Your task
Recast the material below as a numbered list, omitting blank lines.

Data entries
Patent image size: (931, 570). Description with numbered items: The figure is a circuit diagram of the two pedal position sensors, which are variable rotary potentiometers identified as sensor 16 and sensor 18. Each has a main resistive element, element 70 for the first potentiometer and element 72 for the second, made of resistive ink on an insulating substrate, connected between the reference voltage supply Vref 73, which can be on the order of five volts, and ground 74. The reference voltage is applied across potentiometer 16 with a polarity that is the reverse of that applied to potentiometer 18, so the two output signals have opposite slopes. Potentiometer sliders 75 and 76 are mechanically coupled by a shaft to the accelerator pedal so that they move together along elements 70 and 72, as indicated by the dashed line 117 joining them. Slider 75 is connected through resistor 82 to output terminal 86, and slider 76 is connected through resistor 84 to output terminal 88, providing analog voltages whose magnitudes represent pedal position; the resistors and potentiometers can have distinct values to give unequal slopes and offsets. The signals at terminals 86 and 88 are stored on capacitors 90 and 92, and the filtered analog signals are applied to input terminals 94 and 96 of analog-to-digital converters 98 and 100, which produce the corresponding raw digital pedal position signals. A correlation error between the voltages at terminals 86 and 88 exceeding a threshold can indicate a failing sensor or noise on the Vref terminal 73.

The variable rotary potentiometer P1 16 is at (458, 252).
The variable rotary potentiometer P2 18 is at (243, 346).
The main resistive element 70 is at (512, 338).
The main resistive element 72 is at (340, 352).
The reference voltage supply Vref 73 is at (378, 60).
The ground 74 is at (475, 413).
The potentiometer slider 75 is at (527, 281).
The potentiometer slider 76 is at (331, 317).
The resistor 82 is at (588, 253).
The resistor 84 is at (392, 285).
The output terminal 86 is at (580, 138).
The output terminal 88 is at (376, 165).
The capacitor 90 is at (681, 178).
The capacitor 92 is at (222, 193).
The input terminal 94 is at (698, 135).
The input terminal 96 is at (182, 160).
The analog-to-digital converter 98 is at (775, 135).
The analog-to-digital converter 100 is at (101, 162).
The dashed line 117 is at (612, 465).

Written solution
1. Patent image size: (931, 570). Description with numbered items: The figure is a circuit diagram of the two pedal position sensors, which are variable rotary potentiometers identified as sensor 16 and sensor 18. Each has a main resistive element, element 70 for the first potentiometer and element 72 for the second, made of resistive ink on an insulating substrate, connected between the reference voltage supply Vref 73, which can be on the order of five volts, and ground 74. The reference voltage is applied across potentiometer 16 with a polarity that is the reverse of that applied to potentiometer 18, so the two output signals have opposite slopes. Potentiometer sliders 75 and 76 are mechanically coupled by a shaft to the accelerator pedal so that they move together along elements 70 and 72, as indicated by the dashed line 117 joining them. Slider 75 is connected through resistor 82 to output terminal 86, and slider 76 is connected through resistor 84 to output terminal 88, providing analog voltages whose magnitudes represent pedal position; the resistors and potentiometers can have distinct values to give unequal slopes and offsets. The signals at terminals 86 and 88 are stored on capacitors 90 and 92, and the filtered analog signals are applied to input terminals 94 and 96 of analog-to-digital converters 98 and 100, which produce the corresponding raw digital pedal position signals. A correlation error between the voltages at terminals 86 and 88 exceeding a threshold can indicate a failing sensor or noise on the Vref terminal 73.
2. The variable rotary potentiometer P1 16 is at (458, 252).
3. The variable rotary potentiometer P2 18 is at (243, 346).
4. The main resistive element 70 is at (512, 338).
5. The main resistive element 72 is at (340, 352).
6. The reference voltage supply Vref 73 is at (378, 60).
7. The ground 74 is at (475, 413).
8. The potentiometer slider 75 is at (527, 281).
9. The potentiometer slider 76 is at (331, 317).
10. The resistor 82 is at (588, 253).
11. The resistor 84 is at (392, 285).
12. The output terminal 86 is at (580, 138).
13. The output terminal 88 is at (376, 165).
14. The capacitor 90 is at (681, 178).
15. The capacitor 92 is at (222, 193).
16. The input terminal 94 is at (698, 135).
17. The input terminal 96 is at (182, 160).
18. The analog-to-digital converter 98 is at (775, 135).
19. The analog-to-digital converter 100 is at (101, 162).
20. The dashed line 117 is at (612, 465).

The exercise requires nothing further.